»»

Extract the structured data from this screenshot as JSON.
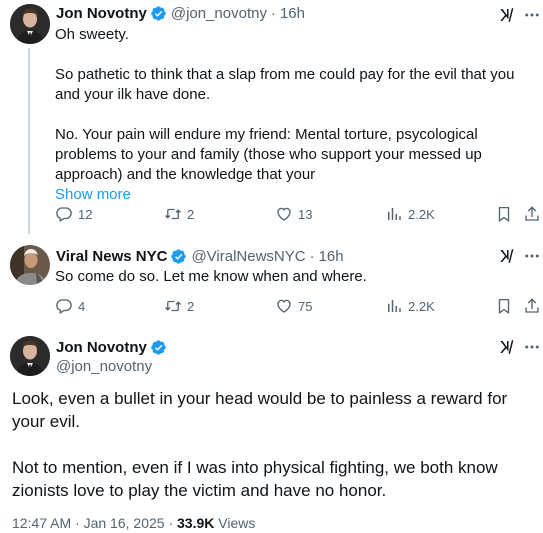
{
  "reply1": {
    "display_name": "Jon Novotny",
    "handle": "@jon_novotny",
    "dot": "·",
    "time": "16h",
    "paragraphs": [
      "Oh sweety.",
      "So pathetic to think that a slap from me could pay for the evil that you and your ilk have done.",
      "No. Your pain will endure my friend: Mental torture, psycological problems to your and family (those who support your messed up approach) and the knowledge that your"
    ],
    "show_more": "Show more",
    "replies": "12",
    "reposts": "2",
    "likes": "13",
    "views": "2.2K"
  },
  "reply2": {
    "display_name": "Viral News NYC",
    "handle": "@ViralNewsNYC",
    "dot": "·",
    "time": "16h",
    "text": "So come do so. Let me know when and where.",
    "replies": "4",
    "reposts": "2",
    "likes": "75",
    "views": "2.2K"
  },
  "main": {
    "display_name": "Jon Novotny",
    "handle": "@jon_novotny",
    "paragraphs": [
      "Look, even a bullet in your head would be to painless a reward for your evil.",
      "Not to mention, even if I was into physical fighting, we both know zionists love to play the victim and have no honor."
    ],
    "timestamp": "12:47 AM · Jan 16, 2025 · ",
    "views_count": "33.9K",
    "views_label": " Views"
  },
  "icons": {
    "verified": "verified-badge-icon",
    "grok": "grok-icon",
    "more": "more-icon",
    "reply": "reply-icon",
    "repost": "repost-icon",
    "like": "heart-icon",
    "views": "views-icon",
    "bookmark": "bookmark-icon",
    "share": "share-icon"
  },
  "colors": {
    "link": "#1d9bf0",
    "verified": "#1d9bf0",
    "secondary_text": "#536471",
    "primary_text": "#0f1419",
    "thread_line": "#cfd9de"
  }
}
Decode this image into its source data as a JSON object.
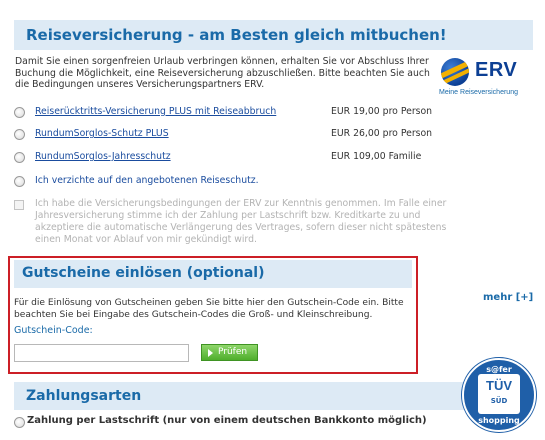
{
  "insurance": {
    "title": "Reiseversicherung - am Besten gleich mitbuchen!",
    "intro": "Damit Sie einen sorgenfreien Urlaub verbringen können, erhalten Sie vor Abschluss Ihrer Buchung die Möglichkeit, eine Reiseversicherung abzuschließen. Bitte beachten Sie auch die Bedingungen unseres Versicherungspartners ERV.",
    "logo": {
      "word": "ERV",
      "tagline": "Meine Reiseversicherung"
    },
    "options": [
      {
        "label": "Reiserücktritts-Versicherung PLUS mit Reiseabbruch",
        "price": "EUR 19,00 pro Person"
      },
      {
        "label": "RundumSorglos-Schutz PLUS",
        "price": "EUR 26,00 pro Person"
      },
      {
        "label": "RundumSorglos-Jahresschutz",
        "price": "EUR 109,00 Familie"
      }
    ],
    "decline": "Ich verzichte auf den angebotenen Reiseschutz.",
    "terms": "Ich habe die Versicherungsbedingungen der ERV zur Kenntnis genommen. Im Falle einer Jahresversicherung stimme ich der Zahlung per Lastschrift bzw. Kreditkarte zu und akzeptiere die automatische Verlängerung des Vertrages, sofern dieser nicht spätestens einen Monat vor Ablauf von mir gekündigt wird."
  },
  "voucher": {
    "title": "Gutscheine einlösen (optional)",
    "text": "Für die Einlösung von Gutscheinen geben Sie bitte hier den Gutschein-Code ein. Bitte beachten Sie bei Eingabe des Gutschein-Codes die Groß- und Kleinschreibung.",
    "code_label": "Gutschein-Code:",
    "code_value": "",
    "button": "Prüfen"
  },
  "more_link": "mehr [+]",
  "payment": {
    "title": "Zahlungsarten",
    "option": "Zahlung per Lastschrift (nur von einem deutschen Bankkonto möglich)"
  },
  "badge": {
    "top": "s@fer",
    "mark": "TÜV",
    "sub": "SÜD",
    "bottom": "shopping"
  },
  "colors": {
    "accent": "#1a6aa8",
    "header_bg": "#ddeaf5",
    "highlight_border": "#cc1f26",
    "button_green": "#4fae2c"
  }
}
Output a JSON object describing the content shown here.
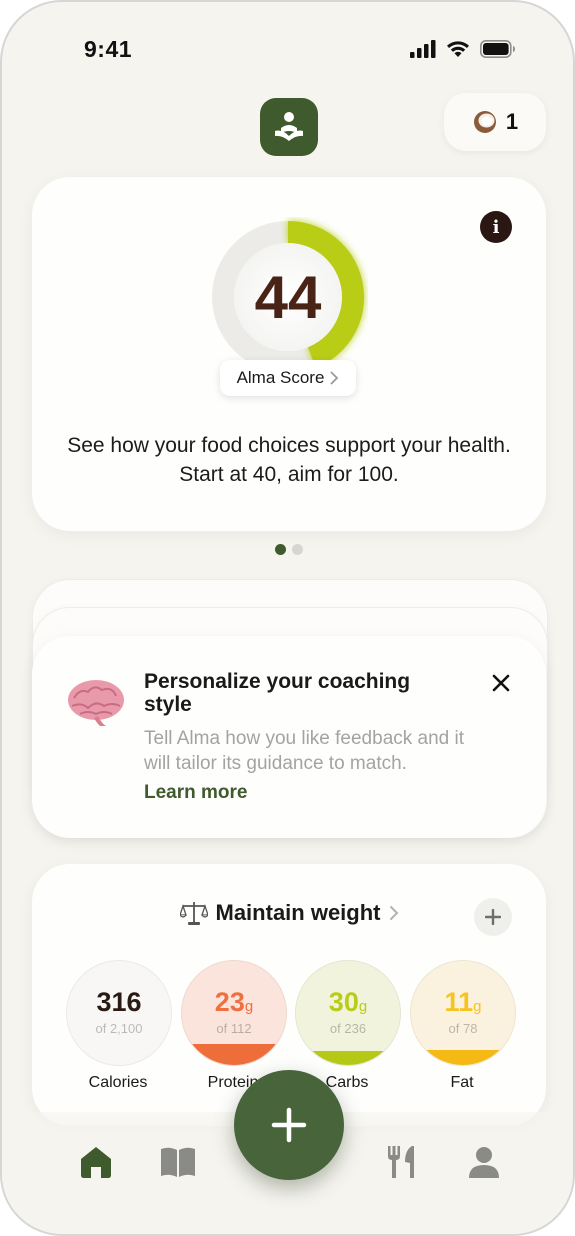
{
  "status_bar": {
    "time": "9:41"
  },
  "header": {
    "coin_count": "1",
    "coin_icon": "coconut-icon",
    "logo_icon": "alma-logo-icon"
  },
  "score_card": {
    "score": "44",
    "score_fraction": 0.44,
    "pill_label": "Alma Score",
    "description": "See how your food choices support your health. Start at 40, aim for 100.",
    "ring_color": "#b9cc17"
  },
  "pager": {
    "pages": 2,
    "active": 0
  },
  "coach_card": {
    "title": "Personalize your coaching style",
    "body": "Tell Alma how you like feedback and it will tailor its guidance to match.",
    "link": "Learn more"
  },
  "goal": {
    "icon": "scale-icon",
    "label": "Maintain weight"
  },
  "macros": [
    {
      "name": "calories",
      "value": "316",
      "unit": "",
      "of": "of 2,100",
      "label": "Calories",
      "fraction": 0.0,
      "color": "#2a1a14",
      "bg": "#f8f7f5",
      "fill": "#cccccc"
    },
    {
      "name": "protein",
      "value": "23",
      "unit": "g",
      "of": "of 112",
      "label": "Protein",
      "fraction": 0.2,
      "color": "#ef6f3f",
      "bg": "#fbe4dc",
      "fill": "#ee6e3b"
    },
    {
      "name": "carbs",
      "value": "30",
      "unit": "g",
      "of": "of 236",
      "label": "Carbs",
      "fraction": 0.13,
      "color": "#b9cc17",
      "bg": "#f1f3dc",
      "fill": "#b5c815"
    },
    {
      "name": "fat",
      "value": "11",
      "unit": "g",
      "of": "of 78",
      "label": "Fat",
      "fraction": 0.14,
      "color": "#f6c420",
      "bg": "#fbf1df",
      "fill": "#f5b915"
    }
  ],
  "tabs": [
    {
      "name": "home",
      "icon": "home-icon",
      "active": true
    },
    {
      "name": "learn",
      "icon": "book-icon",
      "active": false
    },
    {
      "name": "meals",
      "icon": "fork-knife-icon",
      "active": false
    },
    {
      "name": "profile",
      "icon": "person-icon",
      "active": false
    }
  ],
  "colors": {
    "brand": "#3f5a2c",
    "background": "#f6f4ef"
  }
}
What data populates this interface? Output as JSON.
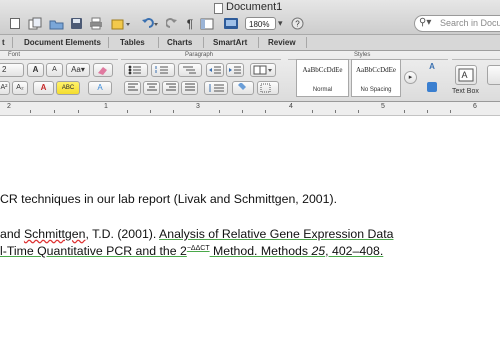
{
  "window": {
    "title": "Document1"
  },
  "toolbar": {
    "zoom_value": "180%",
    "search_placeholder": "Search in Document",
    "paragraph_mark": "¶"
  },
  "tabs": [
    "t",
    "Document Elements",
    "Tables",
    "Charts",
    "SmartArt",
    "Review"
  ],
  "ribbon": {
    "group_font": "Font",
    "group_paragraph": "Paragraph",
    "group_styles": "Styles",
    "font_size_value": "2",
    "style_sample": "AaBbCcDdEe",
    "style_normal": "Normal",
    "style_no_spacing": "No Spacing",
    "text_box_label": "Text Box",
    "font_grow": "A",
    "font_shrink": "A",
    "font_color_letter": "A",
    "highlight_letter": "A",
    "abc": "ABC"
  },
  "ruler": {
    "marks": [
      "2",
      "1",
      "3",
      "4",
      "5",
      "6"
    ]
  },
  "document": {
    "line1": "CR techniques in our lab report (Livak and Schmittgen, 2001).",
    "line2_prefix": "and ",
    "line2_name": "Schmittgen",
    "line2_mid": ", T.D. (2001). ",
    "line2_title": "Analysis of Relative Gene Expression Data",
    "line3_title_a": "l-Time Quantitative PCR and the 2",
    "line3_sup": "−ΔΔCT",
    "line3_title_b": " Method.",
    "line3_journal": " Methods ",
    "line3_volume": "25",
    "line3_pages": ", 402–408."
  },
  "colors": {
    "accent_green": "#4aa84a",
    "spell_red": "#d33"
  }
}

««

- _Work item_
In the records above, some lines hold the word "that". Say how many, and nothing more.

- _Solution for this problem_
2